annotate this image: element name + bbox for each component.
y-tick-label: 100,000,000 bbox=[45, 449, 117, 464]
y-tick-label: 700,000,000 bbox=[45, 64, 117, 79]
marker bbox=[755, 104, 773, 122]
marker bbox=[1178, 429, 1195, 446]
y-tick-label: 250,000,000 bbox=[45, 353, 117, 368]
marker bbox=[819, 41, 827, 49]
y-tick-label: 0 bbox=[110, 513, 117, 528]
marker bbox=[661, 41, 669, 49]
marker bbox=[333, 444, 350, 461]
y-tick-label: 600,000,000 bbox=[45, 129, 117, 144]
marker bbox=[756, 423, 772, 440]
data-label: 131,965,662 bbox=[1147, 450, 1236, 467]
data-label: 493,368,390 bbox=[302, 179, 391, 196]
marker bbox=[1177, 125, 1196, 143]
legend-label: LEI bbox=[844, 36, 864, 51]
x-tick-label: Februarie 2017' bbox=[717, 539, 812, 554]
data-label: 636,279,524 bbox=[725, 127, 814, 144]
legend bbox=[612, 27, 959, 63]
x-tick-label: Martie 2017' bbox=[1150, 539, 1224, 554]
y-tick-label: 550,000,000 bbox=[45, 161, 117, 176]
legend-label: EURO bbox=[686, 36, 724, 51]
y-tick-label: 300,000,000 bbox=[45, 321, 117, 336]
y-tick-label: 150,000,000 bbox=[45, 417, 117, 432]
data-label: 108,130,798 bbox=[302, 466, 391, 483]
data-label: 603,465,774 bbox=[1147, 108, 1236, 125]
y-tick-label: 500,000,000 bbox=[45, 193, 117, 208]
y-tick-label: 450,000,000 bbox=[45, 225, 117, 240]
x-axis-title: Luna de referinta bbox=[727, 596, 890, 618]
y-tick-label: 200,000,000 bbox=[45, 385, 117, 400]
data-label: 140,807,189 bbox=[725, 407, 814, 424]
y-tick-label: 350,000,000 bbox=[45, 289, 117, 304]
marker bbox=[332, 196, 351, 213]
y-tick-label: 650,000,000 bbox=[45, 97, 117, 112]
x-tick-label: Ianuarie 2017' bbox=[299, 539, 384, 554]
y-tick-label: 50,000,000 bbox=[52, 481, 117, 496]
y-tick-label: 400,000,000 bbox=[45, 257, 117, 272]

◆ ◆ ◆

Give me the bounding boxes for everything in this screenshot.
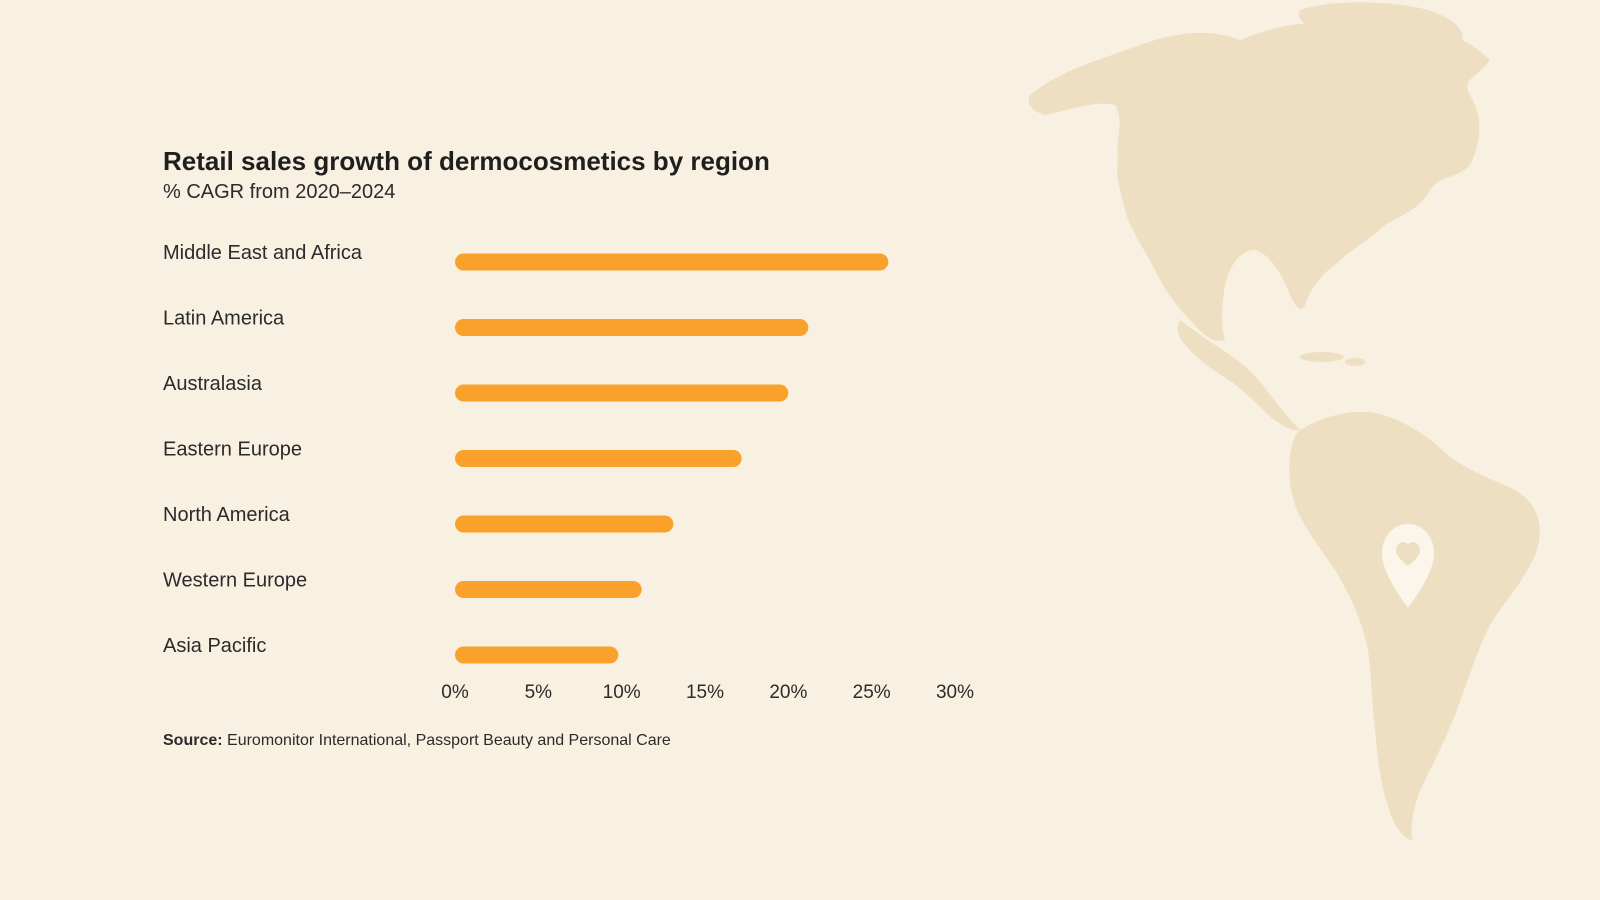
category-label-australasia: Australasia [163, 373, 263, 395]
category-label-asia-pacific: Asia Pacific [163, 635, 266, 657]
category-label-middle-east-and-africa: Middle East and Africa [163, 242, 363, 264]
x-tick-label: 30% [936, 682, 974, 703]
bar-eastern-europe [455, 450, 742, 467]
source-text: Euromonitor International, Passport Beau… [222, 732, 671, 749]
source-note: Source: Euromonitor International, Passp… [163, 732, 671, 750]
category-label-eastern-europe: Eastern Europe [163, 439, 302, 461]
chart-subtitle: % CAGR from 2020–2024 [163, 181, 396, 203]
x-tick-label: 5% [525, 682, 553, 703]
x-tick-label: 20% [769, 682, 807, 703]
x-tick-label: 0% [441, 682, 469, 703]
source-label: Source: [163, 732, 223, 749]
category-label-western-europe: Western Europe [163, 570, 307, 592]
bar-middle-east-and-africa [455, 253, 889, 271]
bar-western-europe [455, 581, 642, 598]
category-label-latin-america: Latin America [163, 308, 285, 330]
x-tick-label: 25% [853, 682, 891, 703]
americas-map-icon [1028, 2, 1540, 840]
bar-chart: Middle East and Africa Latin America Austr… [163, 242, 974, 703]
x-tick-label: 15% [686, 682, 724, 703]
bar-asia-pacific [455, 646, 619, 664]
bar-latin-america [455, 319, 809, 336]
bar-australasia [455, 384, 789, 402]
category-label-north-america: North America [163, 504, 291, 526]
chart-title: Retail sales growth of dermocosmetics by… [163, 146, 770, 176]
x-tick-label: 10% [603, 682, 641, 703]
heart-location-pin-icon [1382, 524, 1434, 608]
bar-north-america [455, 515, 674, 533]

◆ ◆ ◆

Set exercise
In the first listing, set down word for word the part that opens with the line containing "annotate this image: element" and closes with the line containing "marker bbox=[1177, 125, 1196, 143]", including both of those lines.

Correct answer
annotate this image: element name + bbox for each component.
y-tick-label: 100,000,000 bbox=[45, 449, 117, 464]
y-tick-label: 700,000,000 bbox=[45, 64, 117, 79]
marker bbox=[755, 104, 773, 122]
marker bbox=[1178, 429, 1195, 446]
y-tick-label: 250,000,000 bbox=[45, 353, 117, 368]
marker bbox=[819, 41, 827, 49]
y-tick-label: 0 bbox=[110, 513, 117, 528]
marker bbox=[661, 41, 669, 49]
marker bbox=[333, 444, 350, 461]
y-tick-label: 600,000,000 bbox=[45, 129, 117, 144]
marker bbox=[756, 423, 772, 440]
data-label: 131,965,662 bbox=[1147, 450, 1236, 467]
data-label: 493,368,390 bbox=[302, 179, 391, 196]
marker bbox=[1177, 125, 1196, 143]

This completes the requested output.